Aufgabenstellung
a - Wie viel Dividende je Aktie gab es laut dem Text über die Deag im Vorjahr?
b - Benenne im Abschnitt der Liste vom Anfang bis einschließlich der Zeile mit „laptop-icon: [582, 416, 650, 464]“ das Wort „Neuverkabelung“ in „Neuverlegung“ um. Gib nur diesen Abschnitt wieder und lass alles andere darin unverändert.

Zitierter Text
*-*-*
Die Deutsche Entertainment AG (Deag) hat vor ihrer Hauptversammlung kaum etwas im Angebot, was Anlegerherzen höher schlagen lässt. Vorstand und Aufsichtsrat schlagen vor, dass die Dividende gestrichen wird – im Vorjahr hatte es noch zwölf Cent je Aktie gegeben.
Der Aktienkurs hat schwer gelitten, von 8,08 Euro Ende Februar ist er um rund 30 Prozent abgestürzt und pendelt aktuell um 5,60 Euro. Der Nettogewinn im zurückliegenden Geschäftsjahr 2014 lag mit 1,02 Millionen Euro nur marginal über dem Vorjahresergebnis (0,98 Millionen Euro), die Nettorendite auf den Umsatz somit 2014 bei schmalen 0,59 Prozent. Vor allem aber ist da diese dramatische Warnung im Geschäftsbericht.
Mit drei neuen Rockfestivals wollte die Deag um Vorstandschef Peter Schwenkow groß expandieren, am Nürburgring, in München und Wien sollten Rockfans neue Wachstumstreiber werden. Doch der Treiber wurde zur Bürde.
*-*-*
Einträge
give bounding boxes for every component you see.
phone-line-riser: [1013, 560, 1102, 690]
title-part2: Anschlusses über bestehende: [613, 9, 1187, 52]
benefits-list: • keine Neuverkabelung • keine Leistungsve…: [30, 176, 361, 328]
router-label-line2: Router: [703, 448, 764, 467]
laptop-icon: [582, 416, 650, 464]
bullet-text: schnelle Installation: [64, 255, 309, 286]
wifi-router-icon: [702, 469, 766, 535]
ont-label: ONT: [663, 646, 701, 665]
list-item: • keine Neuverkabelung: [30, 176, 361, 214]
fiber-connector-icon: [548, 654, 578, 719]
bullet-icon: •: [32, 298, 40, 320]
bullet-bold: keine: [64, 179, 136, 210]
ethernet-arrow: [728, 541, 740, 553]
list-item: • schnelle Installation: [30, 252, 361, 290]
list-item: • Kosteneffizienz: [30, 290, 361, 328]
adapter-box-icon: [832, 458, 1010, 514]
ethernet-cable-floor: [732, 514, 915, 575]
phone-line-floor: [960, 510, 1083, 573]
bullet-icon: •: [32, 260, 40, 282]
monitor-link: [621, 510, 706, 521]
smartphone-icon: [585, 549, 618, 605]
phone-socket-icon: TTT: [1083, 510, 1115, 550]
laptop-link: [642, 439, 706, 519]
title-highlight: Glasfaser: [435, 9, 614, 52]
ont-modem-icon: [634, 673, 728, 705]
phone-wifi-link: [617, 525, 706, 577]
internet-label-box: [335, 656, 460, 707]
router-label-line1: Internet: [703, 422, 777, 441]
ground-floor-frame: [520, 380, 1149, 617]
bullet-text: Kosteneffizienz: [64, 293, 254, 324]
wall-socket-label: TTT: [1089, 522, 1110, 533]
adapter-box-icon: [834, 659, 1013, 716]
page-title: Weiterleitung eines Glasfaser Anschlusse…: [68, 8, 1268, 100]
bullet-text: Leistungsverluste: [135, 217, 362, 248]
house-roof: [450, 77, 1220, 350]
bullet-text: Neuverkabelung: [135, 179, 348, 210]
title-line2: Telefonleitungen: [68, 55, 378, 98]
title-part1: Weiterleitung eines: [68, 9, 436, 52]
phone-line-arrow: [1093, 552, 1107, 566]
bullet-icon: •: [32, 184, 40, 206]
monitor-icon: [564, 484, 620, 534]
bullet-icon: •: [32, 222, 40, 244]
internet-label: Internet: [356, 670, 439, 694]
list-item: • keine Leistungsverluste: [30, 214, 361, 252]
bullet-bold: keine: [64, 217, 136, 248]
*-*-*
Gelöste Aufgaben
a - Zwölf Cent je Aktie.

b -
give bounding boxes for every component you see.
phone-line-riser: [1013, 560, 1102, 690]
title-part2: Anschlusses über bestehende: [613, 9, 1187, 52]
benefits-list: • keine Neuverlegung • keine Leistungsve…: [30, 176, 361, 328]
router-label-line2: Router: [703, 448, 764, 467]
laptop-icon: [582, 416, 650, 464]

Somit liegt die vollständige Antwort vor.